TASK INSTRUCTIONS — Word for word, print each line of the listing below; pictures stay out.

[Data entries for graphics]
——————

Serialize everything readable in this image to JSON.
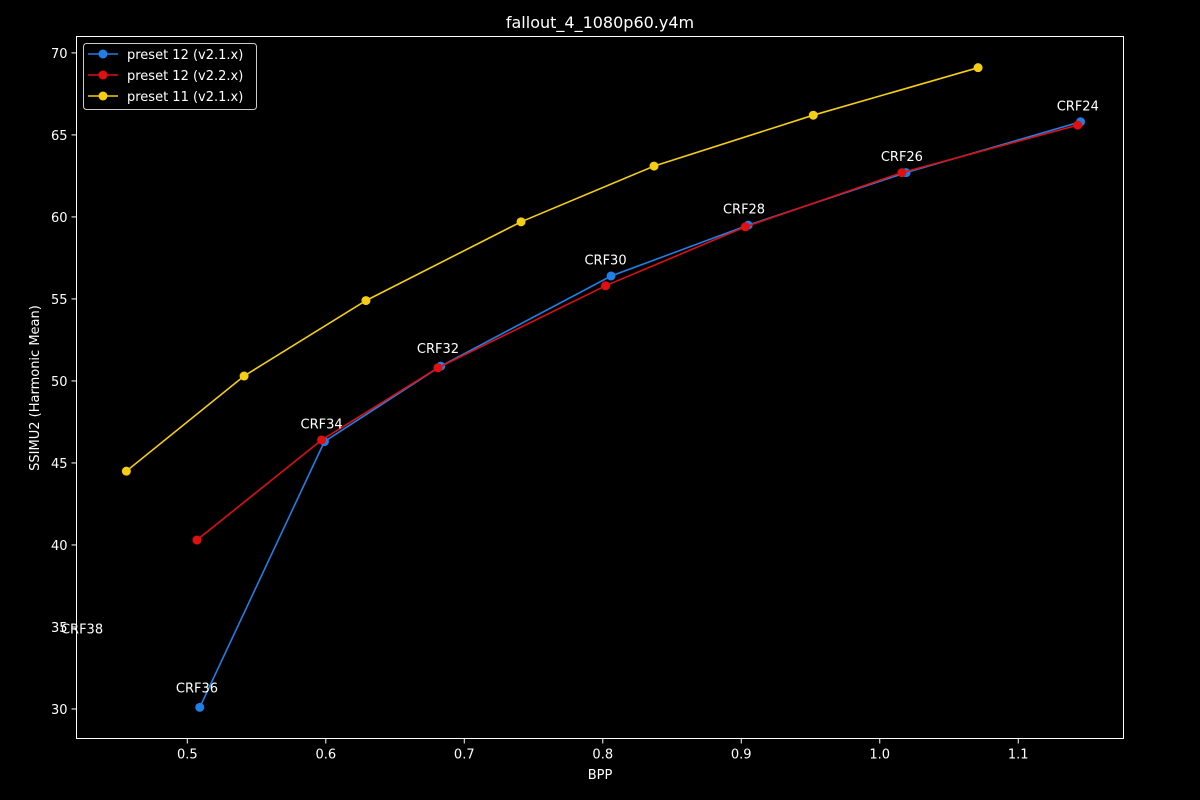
{
  "chart_data": {
    "type": "line",
    "title": "fallout_4_1080p60.y4m",
    "xlabel": "BPP",
    "ylabel": "SSIMU2 (Harmonic Mean)",
    "xlim": [
      0.42,
      1.176
    ],
    "ylim": [
      28.2,
      71.0
    ],
    "x_ticks": [
      0.5,
      0.6,
      0.7,
      0.8,
      0.9,
      1.0,
      1.1
    ],
    "x_tick_labels": [
      "0.5",
      "0.6",
      "0.7",
      "0.8",
      "0.9",
      "1.0",
      "1.1"
    ],
    "y_ticks": [
      30,
      35,
      40,
      45,
      50,
      55,
      60,
      65,
      70
    ],
    "y_tick_labels": [
      "30",
      "35",
      "40",
      "45",
      "50",
      "55",
      "60",
      "65",
      "70"
    ],
    "grid": false,
    "legend_position": "top-left",
    "series": [
      {
        "name": "preset 12 (v2.1.x)",
        "color": "#1f7fe6",
        "x": [
          0.509,
          0.599,
          0.683,
          0.806,
          0.905,
          1.019,
          1.145
        ],
        "y": [
          30.1,
          46.3,
          50.9,
          56.4,
          59.5,
          62.7,
          65.8
        ]
      },
      {
        "name": "preset 12 (v2.2.x)",
        "color": "#e01010",
        "x": [
          0.507,
          0.597,
          0.681,
          0.802,
          0.903,
          1.016,
          1.143
        ],
        "y": [
          40.3,
          46.4,
          50.8,
          55.8,
          59.4,
          62.7,
          65.6
        ]
      },
      {
        "name": "preset 11 (v2.1.x)",
        "color": "#f5cd13",
        "x": [
          0.456,
          0.541,
          0.629,
          0.741,
          0.837,
          0.952,
          1.071
        ],
        "y": [
          44.5,
          50.3,
          54.9,
          59.7,
          63.1,
          66.2,
          69.1
        ]
      }
    ],
    "annotations": [
      {
        "text": "CRF24",
        "x": 1.143,
        "y": 66.5
      },
      {
        "text": "CRF26",
        "x": 1.016,
        "y": 63.4
      },
      {
        "text": "CRF28",
        "x": 0.902,
        "y": 60.2
      },
      {
        "text": "CRF30",
        "x": 0.802,
        "y": 57.1
      },
      {
        "text": "CRF32",
        "x": 0.681,
        "y": 51.7
      },
      {
        "text": "CRF34",
        "x": 0.597,
        "y": 47.1
      },
      {
        "text": "CRF36",
        "x": 0.507,
        "y": 31.0
      },
      {
        "text": "CRF38",
        "x": 0.424,
        "y": 34.6
      }
    ]
  }
}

——————

FINISHED EXERCISE —
Serialize everything readable in this image to JSON.
{
  "chart_data": {
    "type": "line",
    "title": "fallout_4_1080p60.y4m",
    "xlabel": "BPP",
    "ylabel": "SSIMU2 (Harmonic Mean)",
    "xlim": [
      0.42,
      1.176
    ],
    "ylim": [
      28.2,
      71.0
    ],
    "x_ticks": [
      0.5,
      0.6,
      0.7,
      0.8,
      0.9,
      1.0,
      1.1
    ],
    "x_tick_labels": [
      "0.5",
      "0.6",
      "0.7",
      "0.8",
      "0.9",
      "1.0",
      "1.1"
    ],
    "y_ticks": [
      30,
      35,
      40,
      45,
      50,
      55,
      60,
      65,
      70
    ],
    "y_tick_labels": [
      "30",
      "35",
      "40",
      "45",
      "50",
      "55",
      "60",
      "65",
      "70"
    ],
    "grid": false,
    "legend_position": "top-left",
    "series": [
      {
        "name": "preset 12 (v2.1.x)",
        "color": "#1f7fe6",
        "x": [
          0.509,
          0.599,
          0.683,
          0.806,
          0.905,
          1.019,
          1.145
        ],
        "y": [
          30.1,
          46.3,
          50.9,
          56.4,
          59.5,
          62.7,
          65.8
        ]
      },
      {
        "name": "preset 12 (v2.2.x)",
        "color": "#e01010",
        "x": [
          0.507,
          0.597,
          0.681,
          0.802,
          0.903,
          1.016,
          1.143
        ],
        "y": [
          40.3,
          46.4,
          50.8,
          55.8,
          59.4,
          62.7,
          65.6
        ]
      },
      {
        "name": "preset 11 (v2.1.x)",
        "color": "#f5cd13",
        "x": [
          0.456,
          0.541,
          0.629,
          0.741,
          0.837,
          0.952,
          1.071
        ],
        "y": [
          44.5,
          50.3,
          54.9,
          59.7,
          63.1,
          66.2,
          69.1
        ]
      }
    ],
    "annotations": [
      {
        "text": "CRF24",
        "x": 1.143,
        "y": 66.5
      },
      {
        "text": "CRF26",
        "x": 1.016,
        "y": 63.4
      },
      {
        "text": "CRF28",
        "x": 0.902,
        "y": 60.2
      },
      {
        "text": "CRF30",
        "x": 0.802,
        "y": 57.1
      },
      {
        "text": "CRF32",
        "x": 0.681,
        "y": 51.7
      },
      {
        "text": "CRF34",
        "x": 0.597,
        "y": 47.1
      },
      {
        "text": "CRF36",
        "x": 0.507,
        "y": 31.0
      },
      {
        "text": "CRF38",
        "x": 0.424,
        "y": 34.6
      }
    ]
  }
}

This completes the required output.